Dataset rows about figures
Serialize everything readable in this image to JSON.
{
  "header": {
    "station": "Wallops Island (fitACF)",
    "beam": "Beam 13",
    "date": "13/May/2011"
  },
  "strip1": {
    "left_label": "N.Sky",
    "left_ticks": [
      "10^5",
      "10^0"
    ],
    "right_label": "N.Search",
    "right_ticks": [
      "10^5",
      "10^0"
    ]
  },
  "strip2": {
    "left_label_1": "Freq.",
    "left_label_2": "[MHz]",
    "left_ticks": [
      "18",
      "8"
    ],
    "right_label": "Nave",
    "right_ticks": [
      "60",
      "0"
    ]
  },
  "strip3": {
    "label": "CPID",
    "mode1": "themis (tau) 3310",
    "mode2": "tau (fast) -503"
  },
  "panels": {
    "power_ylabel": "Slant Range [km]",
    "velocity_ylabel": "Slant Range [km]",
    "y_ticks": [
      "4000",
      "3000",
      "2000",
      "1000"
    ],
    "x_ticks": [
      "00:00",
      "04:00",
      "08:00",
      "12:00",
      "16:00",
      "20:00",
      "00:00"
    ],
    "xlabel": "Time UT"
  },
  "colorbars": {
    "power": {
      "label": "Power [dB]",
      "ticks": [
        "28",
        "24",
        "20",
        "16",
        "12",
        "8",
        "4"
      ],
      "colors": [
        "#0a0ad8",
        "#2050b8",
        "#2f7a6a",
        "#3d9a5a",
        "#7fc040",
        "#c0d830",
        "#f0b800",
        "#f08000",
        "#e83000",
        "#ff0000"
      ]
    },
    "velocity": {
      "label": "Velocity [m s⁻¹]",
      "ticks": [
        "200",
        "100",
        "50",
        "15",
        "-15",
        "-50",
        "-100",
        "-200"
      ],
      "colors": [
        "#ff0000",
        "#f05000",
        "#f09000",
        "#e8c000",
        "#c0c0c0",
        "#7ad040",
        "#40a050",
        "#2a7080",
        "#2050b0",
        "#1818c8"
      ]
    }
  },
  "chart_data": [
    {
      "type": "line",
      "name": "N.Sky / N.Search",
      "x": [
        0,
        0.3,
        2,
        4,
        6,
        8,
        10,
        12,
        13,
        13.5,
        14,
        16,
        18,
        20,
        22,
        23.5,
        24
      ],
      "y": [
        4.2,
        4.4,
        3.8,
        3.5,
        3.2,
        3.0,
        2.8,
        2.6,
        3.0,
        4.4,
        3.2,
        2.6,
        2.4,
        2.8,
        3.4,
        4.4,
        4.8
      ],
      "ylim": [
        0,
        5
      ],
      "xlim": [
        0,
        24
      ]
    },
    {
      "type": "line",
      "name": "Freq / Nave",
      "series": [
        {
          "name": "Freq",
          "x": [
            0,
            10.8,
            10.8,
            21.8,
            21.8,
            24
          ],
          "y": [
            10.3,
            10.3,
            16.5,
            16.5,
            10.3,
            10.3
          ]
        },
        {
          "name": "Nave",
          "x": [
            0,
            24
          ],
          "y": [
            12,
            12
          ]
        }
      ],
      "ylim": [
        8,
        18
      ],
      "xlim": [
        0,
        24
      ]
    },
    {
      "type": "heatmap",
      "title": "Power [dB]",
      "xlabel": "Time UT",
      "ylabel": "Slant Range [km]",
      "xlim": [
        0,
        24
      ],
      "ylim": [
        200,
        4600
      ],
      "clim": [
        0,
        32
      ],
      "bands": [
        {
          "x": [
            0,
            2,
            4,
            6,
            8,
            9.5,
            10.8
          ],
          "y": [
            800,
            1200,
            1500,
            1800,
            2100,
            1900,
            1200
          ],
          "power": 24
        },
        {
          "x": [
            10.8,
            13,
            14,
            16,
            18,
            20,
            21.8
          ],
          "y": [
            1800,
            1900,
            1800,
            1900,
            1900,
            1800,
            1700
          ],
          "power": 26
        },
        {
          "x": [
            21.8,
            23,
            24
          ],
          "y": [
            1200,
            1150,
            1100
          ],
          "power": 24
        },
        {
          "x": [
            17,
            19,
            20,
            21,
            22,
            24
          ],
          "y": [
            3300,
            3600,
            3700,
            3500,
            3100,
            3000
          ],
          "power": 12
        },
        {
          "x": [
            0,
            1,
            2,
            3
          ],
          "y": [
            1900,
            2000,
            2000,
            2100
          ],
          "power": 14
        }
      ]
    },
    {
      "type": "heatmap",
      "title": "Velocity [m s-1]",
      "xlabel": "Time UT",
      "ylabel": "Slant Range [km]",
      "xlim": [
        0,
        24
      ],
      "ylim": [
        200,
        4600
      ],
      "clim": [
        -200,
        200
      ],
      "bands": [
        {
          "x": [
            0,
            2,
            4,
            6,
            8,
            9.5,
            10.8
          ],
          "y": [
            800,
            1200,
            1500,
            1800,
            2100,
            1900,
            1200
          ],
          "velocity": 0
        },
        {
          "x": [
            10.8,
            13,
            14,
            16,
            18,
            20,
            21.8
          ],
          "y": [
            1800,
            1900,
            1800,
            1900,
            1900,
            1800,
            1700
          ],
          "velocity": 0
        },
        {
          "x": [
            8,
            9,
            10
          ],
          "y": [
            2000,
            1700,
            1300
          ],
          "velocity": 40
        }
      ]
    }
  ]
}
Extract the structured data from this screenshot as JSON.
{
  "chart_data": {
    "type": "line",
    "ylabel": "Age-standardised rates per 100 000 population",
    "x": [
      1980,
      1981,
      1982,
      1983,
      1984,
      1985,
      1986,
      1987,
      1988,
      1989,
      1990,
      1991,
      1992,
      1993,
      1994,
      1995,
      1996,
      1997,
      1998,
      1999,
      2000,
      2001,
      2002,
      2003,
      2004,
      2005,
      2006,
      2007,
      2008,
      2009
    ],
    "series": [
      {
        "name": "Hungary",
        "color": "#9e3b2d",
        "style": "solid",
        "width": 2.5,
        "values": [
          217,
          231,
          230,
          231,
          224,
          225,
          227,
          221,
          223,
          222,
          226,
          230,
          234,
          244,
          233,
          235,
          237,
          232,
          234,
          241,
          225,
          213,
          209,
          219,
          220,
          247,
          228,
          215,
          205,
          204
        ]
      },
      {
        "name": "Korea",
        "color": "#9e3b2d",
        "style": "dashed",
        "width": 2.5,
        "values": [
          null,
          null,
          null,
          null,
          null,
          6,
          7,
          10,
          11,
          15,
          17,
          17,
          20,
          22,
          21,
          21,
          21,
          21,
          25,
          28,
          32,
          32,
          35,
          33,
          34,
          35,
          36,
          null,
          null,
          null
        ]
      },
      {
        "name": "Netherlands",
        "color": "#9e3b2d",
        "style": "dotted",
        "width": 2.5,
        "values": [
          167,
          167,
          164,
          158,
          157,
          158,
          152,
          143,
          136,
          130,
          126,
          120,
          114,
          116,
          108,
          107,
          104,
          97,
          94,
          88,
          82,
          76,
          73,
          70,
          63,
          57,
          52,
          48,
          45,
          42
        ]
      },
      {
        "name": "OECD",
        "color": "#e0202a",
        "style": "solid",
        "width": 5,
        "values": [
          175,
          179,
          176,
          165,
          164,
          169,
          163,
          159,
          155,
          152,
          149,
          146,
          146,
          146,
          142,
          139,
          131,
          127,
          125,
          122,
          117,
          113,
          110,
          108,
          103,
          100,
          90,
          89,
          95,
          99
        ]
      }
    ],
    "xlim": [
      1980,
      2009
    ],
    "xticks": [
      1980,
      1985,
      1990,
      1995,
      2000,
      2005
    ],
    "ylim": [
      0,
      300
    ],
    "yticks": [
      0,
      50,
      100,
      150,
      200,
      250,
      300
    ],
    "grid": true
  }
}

What you will do: Extract each record, keeping it identical to the original.

Solution for this problem:
Serialize everything readable in this image to JSON.
{
  "header": {
    "station": "Wallops Island (fitACF)",
    "beam": "Beam 13",
    "date": "13/May/2011"
  },
  "strip1": {
    "left_label": "N.Sky",
    "left_ticks": [
      "10^5",
      "10^0"
    ],
    "right_label": "N.Search",
    "right_ticks": [
      "10^5",
      "10^0"
    ]
  },
  "strip2": {
    "left_label_1": "Freq.",
    "left_label_2": "[MHz]",
    "left_ticks": [
      "18",
      "8"
    ],
    "right_label": "Nave",
    "right_ticks": [
      "60",
      "0"
    ]
  },
  "strip3": {
    "label": "CPID",
    "mode1": "themis (tau) 3310",
    "mode2": "tau (fast) -503"
  },
  "panels": {
    "power_ylabel": "Slant Range [km]",
    "velocity_ylabel": "Slant Range [km]",
    "y_ticks": [
      "4000",
      "3000",
      "2000",
      "1000"
    ],
    "x_ticks": [
      "00:00",
      "04:00",
      "08:00",
      "12:00",
      "16:00",
      "20:00",
      "00:00"
    ],
    "xlabel": "Time UT"
  },
  "colorbars": {
    "power": {
      "label": "Power [dB]",
      "ticks": [
        "28",
        "24",
        "20",
        "16",
        "12",
        "8",
        "4"
      ],
      "colors": [
        "#0a0ad8",
        "#2050b8",
        "#2f7a6a",
        "#3d9a5a",
        "#7fc040",
        "#c0d830",
        "#f0b800",
        "#f08000",
        "#e83000",
        "#ff0000"
      ]
    },
    "velocity": {
      "label": "Velocity [m s⁻¹]",
      "ticks": [
        "200",
        "100",
        "50",
        "15",
        "-15",
        "-50",
        "-100",
        "-200"
      ],
      "colors": [
        "#ff0000",
        "#f05000",
        "#f09000",
        "#e8c000",
        "#c0c0c0",
        "#7ad040",
        "#40a050",
        "#2a7080",
        "#2050b0",
        "#1818c8"
      ]
    }
  },
  "chart_data": [
    {
      "type": "line",
      "name": "N.Sky / N.Search",
      "x": [
        0,
        0.3,
        2,
        4,
        6,
        8,
        10,
        12,
        13,
        13.5,
        14,
        16,
        18,
        20,
        22,
        23.5,
        24
      ],
      "y": [
        4.2,
        4.4,
        3.8,
        3.5,
        3.2,
        3.0,
        2.8,
        2.6,
        3.0,
        4.4,
        3.2,
        2.6,
        2.4,
        2.8,
        3.4,
        4.4,
        4.8
      ],
      "ylim": [
        0,
        5
      ],
      "xlim": [
        0,
        24
      ]
    },
    {
      "type": "line",
      "name": "Freq / Nave",
      "series": [
        {
          "name": "Freq",
          "x": [
            0,
            10.8,
            10.8,
            21.8,
            21.8,
            24
          ],
          "y": [
            10.3,
            10.3,
            16.5,
            16.5,
            10.3,
            10.3
          ]
        },
        {
          "name": "Nave",
          "x": [
            0,
            24
          ],
          "y": [
            12,
            12
          ]
        }
      ],
      "ylim": [
        8,
        18
      ],
      "xlim": [
        0,
        24
      ]
    },
    {
      "type": "heatmap",
      "title": "Power [dB]",
      "xlabel": "Time UT",
      "ylabel": "Slant Range [km]",
      "xlim": [
        0,
        24
      ],
      "ylim": [
        200,
        4600
      ],
      "clim": [
        0,
        32
      ],
      "bands": [
        {
          "x": [
            0,
            2,
            4,
            6,
            8,
            9.5,
            10.8
          ],
          "y": [
            800,
            1200,
            1500,
            1800,
            2100,
            1900,
            1200
          ],
          "power": 24
        },
        {
          "x": [
            10.8,
            13,
            14,
            16,
            18,
            20,
            21.8
          ],
          "y": [
            1800,
            1900,
            1800,
            1900,
            1900,
            1800,
            1700
          ],
          "power": 26
        },
        {
          "x": [
            21.8,
            23,
            24
          ],
          "y": [
            1200,
            1150,
            1100
          ],
          "power": 24
        },
        {
          "x": [
            17,
            19,
            20,
            21,
            22,
            24
          ],
          "y": [
            3300,
            3600,
            3700,
            3500,
            3100,
            3000
          ],
          "power": 12
        },
        {
          "x": [
            0,
            1,
            2,
            3
          ],
          "y": [
            1900,
            2000,
            2000,
            2100
          ],
          "power": 14
        }
      ]
    },
    {
      "type": "heatmap",
      "title": "Velocity [m s-1]",
      "xlabel": "Time UT",
      "ylabel": "Slant Range [km]",
      "xlim": [
        0,
        24
      ],
      "ylim": [
        200,
        4600
      ],
      "clim": [
        -200,
        200
      ],
      "bands": [
        {
          "x": [
            0,
            2,
            4,
            6,
            8,
            9.5,
            10.8
          ],
          "y": [
            800,
            1200,
            1500,
            1800,
            2100,
            1900,
            1200
          ],
          "velocity": 0
        },
        {
          "x": [
            10.8,
            13,
            14,
            16,
            18,
            20,
            21.8
          ],
          "y": [
            1800,
            1900,
            1800,
            1900,
            1900,
            1800,
            1700
          ],
          "velocity": 0
        },
        {
          "x": [
            8,
            9,
            10
          ],
          "y": [
            2000,
            1700,
            1300
          ],
          "velocity": 40
        }
      ]
    }
  ]
}
Extract the structured data from this screenshot as JSON.
{
  "chart_data": {
    "type": "line",
    "ylabel": "Age-standardised rates per 100 000 population",
    "x": [
      1980,
      1981,
      1982,
      1983,
      1984,
      1985,
      1986,
      1987,
      1988,
      1989,
      1990,
      1991,
      1992,
      1993,
      1994,
      1995,
      1996,
      1997,
      1998,
      1999,
      2000,
      2001,
      2002,
      2003,
      2004,
      2005,
      2006,
      2007,
      2008,
      2009
    ],
    "series": [
      {
        "name": "Hungary",
        "color": "#9e3b2d",
        "style": "solid",
        "width": 2.5,
        "values": [
          217,
          231,
          230,
          231,
          224,
          225,
          227,
          221,
          223,
          222,
          226,
          230,
          234,
          244,
          233,
          235,
          237,
          232,
          234,
          241,
          225,
          213,
          209,
          219,
          220,
          247,
          228,
          215,
          205,
          204
        ]
      },
      {
        "name": "Korea",
        "color": "#9e3b2d",
        "style": "dashed",
        "width": 2.5,
        "values": [
          null,
          null,
          null,
          null,
          null,
          6,
          7,
          10,
          11,
          15,
          17,
          17,
          20,
          22,
          21,
          21,
          21,
          21,
          25,
          28,
          32,
          32,
          35,
          33,
          34,
          35,
          36,
          null,
          null,
          null
        ]
      },
      {
        "name": "Netherlands",
        "color": "#9e3b2d",
        "style": "dotted",
        "width": 2.5,
        "values": [
          167,
          167,
          164,
          158,
          157,
          158,
          152,
          143,
          136,
          130,
          126,
          120,
          114,
          116,
          108,
          107,
          104,
          97,
          94,
          88,
          82,
          76,
          73,
          70,
          63,
          57,
          52,
          48,
          45,
          42
        ]
      },
      {
        "name": "OECD",
        "color": "#e0202a",
        "style": "solid",
        "width": 5,
        "values": [
          175,
          179,
          176,
          165,
          164,
          169,
          163,
          159,
          155,
          152,
          149,
          146,
          146,
          146,
          142,
          139,
          131,
          127,
          125,
          122,
          117,
          113,
          110,
          108,
          103,
          100,
          90,
          89,
          95,
          99
        ]
      }
    ],
    "xlim": [
      1980,
      2009
    ],
    "xticks": [
      1980,
      1985,
      1990,
      1995,
      2000,
      2005
    ],
    "ylim": [
      0,
      300
    ],
    "yticks": [
      0,
      50,
      100,
      150,
      200,
      250,
      300
    ],
    "grid": true
  }
}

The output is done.